Reproduce the dataset entries character for character, beginning with the first line and stopping after the line that contains "tree-item-tools[interactable]: › 工具".

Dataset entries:

■ ■ ■

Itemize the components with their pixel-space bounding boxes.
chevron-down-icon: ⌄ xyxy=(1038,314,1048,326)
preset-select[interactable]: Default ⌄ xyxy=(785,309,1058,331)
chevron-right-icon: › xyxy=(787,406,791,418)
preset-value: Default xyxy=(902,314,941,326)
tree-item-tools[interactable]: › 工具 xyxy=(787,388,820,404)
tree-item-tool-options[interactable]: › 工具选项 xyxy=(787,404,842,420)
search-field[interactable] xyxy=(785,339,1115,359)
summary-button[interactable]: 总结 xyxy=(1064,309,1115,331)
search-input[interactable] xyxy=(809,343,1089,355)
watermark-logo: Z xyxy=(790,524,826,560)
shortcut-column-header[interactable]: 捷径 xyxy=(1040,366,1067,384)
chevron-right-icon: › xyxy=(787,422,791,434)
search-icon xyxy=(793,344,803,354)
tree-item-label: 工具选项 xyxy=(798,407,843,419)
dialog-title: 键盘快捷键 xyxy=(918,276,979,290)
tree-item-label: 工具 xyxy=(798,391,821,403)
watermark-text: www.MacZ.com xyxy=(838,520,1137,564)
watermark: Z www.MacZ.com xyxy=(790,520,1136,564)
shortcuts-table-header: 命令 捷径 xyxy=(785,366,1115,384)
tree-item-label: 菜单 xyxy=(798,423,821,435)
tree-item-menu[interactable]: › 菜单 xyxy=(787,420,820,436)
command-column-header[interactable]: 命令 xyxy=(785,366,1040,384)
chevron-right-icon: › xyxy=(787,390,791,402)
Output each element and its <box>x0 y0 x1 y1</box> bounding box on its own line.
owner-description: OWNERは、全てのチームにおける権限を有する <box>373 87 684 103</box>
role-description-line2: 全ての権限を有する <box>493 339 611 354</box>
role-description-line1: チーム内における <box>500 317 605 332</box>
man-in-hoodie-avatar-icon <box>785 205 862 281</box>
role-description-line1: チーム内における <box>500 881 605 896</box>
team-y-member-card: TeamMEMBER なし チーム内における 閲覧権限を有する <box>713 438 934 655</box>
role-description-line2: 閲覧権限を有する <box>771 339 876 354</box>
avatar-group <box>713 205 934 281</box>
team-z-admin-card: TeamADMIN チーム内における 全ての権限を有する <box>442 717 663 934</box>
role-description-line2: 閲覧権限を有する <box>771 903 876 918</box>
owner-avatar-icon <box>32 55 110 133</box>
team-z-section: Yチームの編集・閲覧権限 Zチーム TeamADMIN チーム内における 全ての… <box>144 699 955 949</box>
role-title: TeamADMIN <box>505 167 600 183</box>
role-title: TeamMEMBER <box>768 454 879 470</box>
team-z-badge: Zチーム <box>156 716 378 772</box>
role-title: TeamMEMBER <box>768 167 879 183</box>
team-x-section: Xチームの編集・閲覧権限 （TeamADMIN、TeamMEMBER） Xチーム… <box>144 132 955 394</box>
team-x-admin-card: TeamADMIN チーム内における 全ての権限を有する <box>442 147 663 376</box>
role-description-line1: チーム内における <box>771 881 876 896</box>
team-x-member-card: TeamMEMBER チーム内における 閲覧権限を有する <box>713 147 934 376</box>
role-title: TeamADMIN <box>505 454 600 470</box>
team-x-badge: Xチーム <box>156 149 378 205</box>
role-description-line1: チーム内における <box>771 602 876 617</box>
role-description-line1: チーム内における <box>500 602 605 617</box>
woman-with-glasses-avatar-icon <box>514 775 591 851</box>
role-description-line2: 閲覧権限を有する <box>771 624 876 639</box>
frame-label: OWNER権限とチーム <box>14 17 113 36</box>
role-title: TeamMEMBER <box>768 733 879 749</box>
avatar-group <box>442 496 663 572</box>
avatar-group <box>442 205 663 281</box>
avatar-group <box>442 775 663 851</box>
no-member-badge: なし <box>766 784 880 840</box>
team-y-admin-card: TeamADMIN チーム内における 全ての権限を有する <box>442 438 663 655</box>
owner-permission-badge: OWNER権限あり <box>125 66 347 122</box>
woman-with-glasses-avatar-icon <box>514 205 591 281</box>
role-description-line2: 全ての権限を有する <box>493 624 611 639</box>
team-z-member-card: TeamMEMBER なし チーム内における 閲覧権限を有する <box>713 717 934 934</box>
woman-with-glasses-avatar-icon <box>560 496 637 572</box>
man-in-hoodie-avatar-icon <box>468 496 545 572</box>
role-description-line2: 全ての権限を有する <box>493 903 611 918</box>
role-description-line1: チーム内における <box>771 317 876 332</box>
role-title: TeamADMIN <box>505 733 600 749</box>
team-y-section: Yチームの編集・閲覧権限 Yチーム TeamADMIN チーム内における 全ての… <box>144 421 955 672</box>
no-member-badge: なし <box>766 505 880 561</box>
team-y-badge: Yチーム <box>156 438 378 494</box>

■ ■ ■

◆ Written solution ◆
Itemize the components with their pixel-space bounding boxes.
chevron-down-icon: ⌄ xyxy=(1038,314,1048,326)
preset-select[interactable]: Default ⌄ xyxy=(785,309,1058,331)
chevron-right-icon: › xyxy=(787,406,791,418)
preset-value: Default xyxy=(902,314,941,326)
tree-item-tools[interactable]: › 工具 xyxy=(787,388,820,404)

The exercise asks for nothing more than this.